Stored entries
[BEGIN]

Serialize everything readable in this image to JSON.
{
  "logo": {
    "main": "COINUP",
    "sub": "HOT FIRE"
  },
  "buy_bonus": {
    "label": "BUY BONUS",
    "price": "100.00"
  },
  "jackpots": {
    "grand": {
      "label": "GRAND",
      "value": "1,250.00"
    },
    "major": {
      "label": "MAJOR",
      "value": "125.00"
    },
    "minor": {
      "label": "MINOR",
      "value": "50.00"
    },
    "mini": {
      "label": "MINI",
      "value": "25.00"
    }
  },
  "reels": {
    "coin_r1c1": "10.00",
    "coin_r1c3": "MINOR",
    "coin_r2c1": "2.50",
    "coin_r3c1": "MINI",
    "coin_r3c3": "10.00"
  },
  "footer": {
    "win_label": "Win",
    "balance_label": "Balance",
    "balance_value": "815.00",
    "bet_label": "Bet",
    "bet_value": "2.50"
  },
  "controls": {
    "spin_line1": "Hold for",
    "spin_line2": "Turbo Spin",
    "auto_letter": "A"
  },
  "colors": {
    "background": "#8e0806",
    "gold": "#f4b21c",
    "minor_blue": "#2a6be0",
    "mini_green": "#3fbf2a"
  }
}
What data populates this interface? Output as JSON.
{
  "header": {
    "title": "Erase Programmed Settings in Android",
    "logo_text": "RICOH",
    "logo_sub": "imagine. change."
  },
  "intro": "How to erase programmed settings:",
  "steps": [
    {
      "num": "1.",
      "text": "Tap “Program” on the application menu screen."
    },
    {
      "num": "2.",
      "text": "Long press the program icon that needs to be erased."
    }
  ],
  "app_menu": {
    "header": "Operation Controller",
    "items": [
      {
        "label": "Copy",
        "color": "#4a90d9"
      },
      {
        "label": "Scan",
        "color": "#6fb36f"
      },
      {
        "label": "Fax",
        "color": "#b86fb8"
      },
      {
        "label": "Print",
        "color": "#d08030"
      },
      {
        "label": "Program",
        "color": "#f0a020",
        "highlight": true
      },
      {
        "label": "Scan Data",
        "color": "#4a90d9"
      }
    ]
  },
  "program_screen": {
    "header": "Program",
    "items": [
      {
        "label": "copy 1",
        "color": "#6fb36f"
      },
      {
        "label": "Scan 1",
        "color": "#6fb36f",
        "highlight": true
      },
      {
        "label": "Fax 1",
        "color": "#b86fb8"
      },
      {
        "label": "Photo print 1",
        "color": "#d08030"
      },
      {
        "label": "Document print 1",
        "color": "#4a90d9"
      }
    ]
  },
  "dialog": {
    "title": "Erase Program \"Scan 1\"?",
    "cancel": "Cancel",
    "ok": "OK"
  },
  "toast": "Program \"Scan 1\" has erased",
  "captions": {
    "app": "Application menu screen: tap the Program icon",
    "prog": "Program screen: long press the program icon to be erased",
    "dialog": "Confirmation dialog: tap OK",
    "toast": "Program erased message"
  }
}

[END]

**Work instructions**
Repeat each record exactly. Omit nothing.

**Solution to this task**
Serialize everything readable in this image to JSON.
{
  "logo": {
    "main": "COINUP",
    "sub": "HOT FIRE"
  },
  "buy_bonus": {
    "label": "BUY BONUS",
    "price": "100.00"
  },
  "jackpots": {
    "grand": {
      "label": "GRAND",
      "value": "1,250.00"
    },
    "major": {
      "label": "MAJOR",
      "value": "125.00"
    },
    "minor": {
      "label": "MINOR",
      "value": "50.00"
    },
    "mini": {
      "label": "MINI",
      "value": "25.00"
    }
  },
  "reels": {
    "coin_r1c1": "10.00",
    "coin_r1c3": "MINOR",
    "coin_r2c1": "2.50",
    "coin_r3c1": "MINI",
    "coin_r3c3": "10.00"
  },
  "footer": {
    "win_label": "Win",
    "balance_label": "Balance",
    "balance_value": "815.00",
    "bet_label": "Bet",
    "bet_value": "2.50"
  },
  "controls": {
    "spin_line1": "Hold for",
    "spin_line2": "Turbo Spin",
    "auto_letter": "A"
  },
  "colors": {
    "background": "#8e0806",
    "gold": "#f4b21c",
    "minor_blue": "#2a6be0",
    "mini_green": "#3fbf2a"
  }
}
What data populates this interface? Output as JSON.
{
  "header": {
    "title": "Erase Programmed Settings in Android",
    "logo_text": "RICOH",
    "logo_sub": "imagine. change."
  },
  "intro": "How to erase programmed settings:",
  "steps": [
    {
      "num": "1.",
      "text": "Tap “Program” on the application menu screen."
    },
    {
      "num": "2.",
      "text": "Long press the program icon that needs to be erased."
    }
  ],
  "app_menu": {
    "header": "Operation Controller",
    "items": [
      {
        "label": "Copy",
        "color": "#4a90d9"
      },
      {
        "label": "Scan",
        "color": "#6fb36f"
      },
      {
        "label": "Fax",
        "color": "#b86fb8"
      },
      {
        "label": "Print",
        "color": "#d08030"
      },
      {
        "label": "Program",
        "color": "#f0a020",
        "highlight": true
      },
      {
        "label": "Scan Data",
        "color": "#4a90d9"
      }
    ]
  },
  "program_screen": {
    "header": "Program",
    "items": [
      {
        "label": "copy 1",
        "color": "#6fb36f"
      },
      {
        "label": "Scan 1",
        "color": "#6fb36f",
        "highlight": true
      },
      {
        "label": "Fax 1",
        "color": "#b86fb8"
      },
      {
        "label": "Photo print 1",
        "color": "#d08030"
      },
      {
        "label": "Document print 1",
        "color": "#4a90d9"
      }
    ]
  },
  "dialog": {
    "title": "Erase Program \"Scan 1\"?",
    "cancel": "Cancel",
    "ok": "OK"
  },
  "toast": "Program \"Scan 1\" has erased",
  "captions": {
    "app": "Application menu screen: tap the Program icon",
    "prog": "Program screen: long press the program icon to be erased",
    "dialog": "Confirmation dialog: tap OK",
    "toast": "Program erased message"
  }
}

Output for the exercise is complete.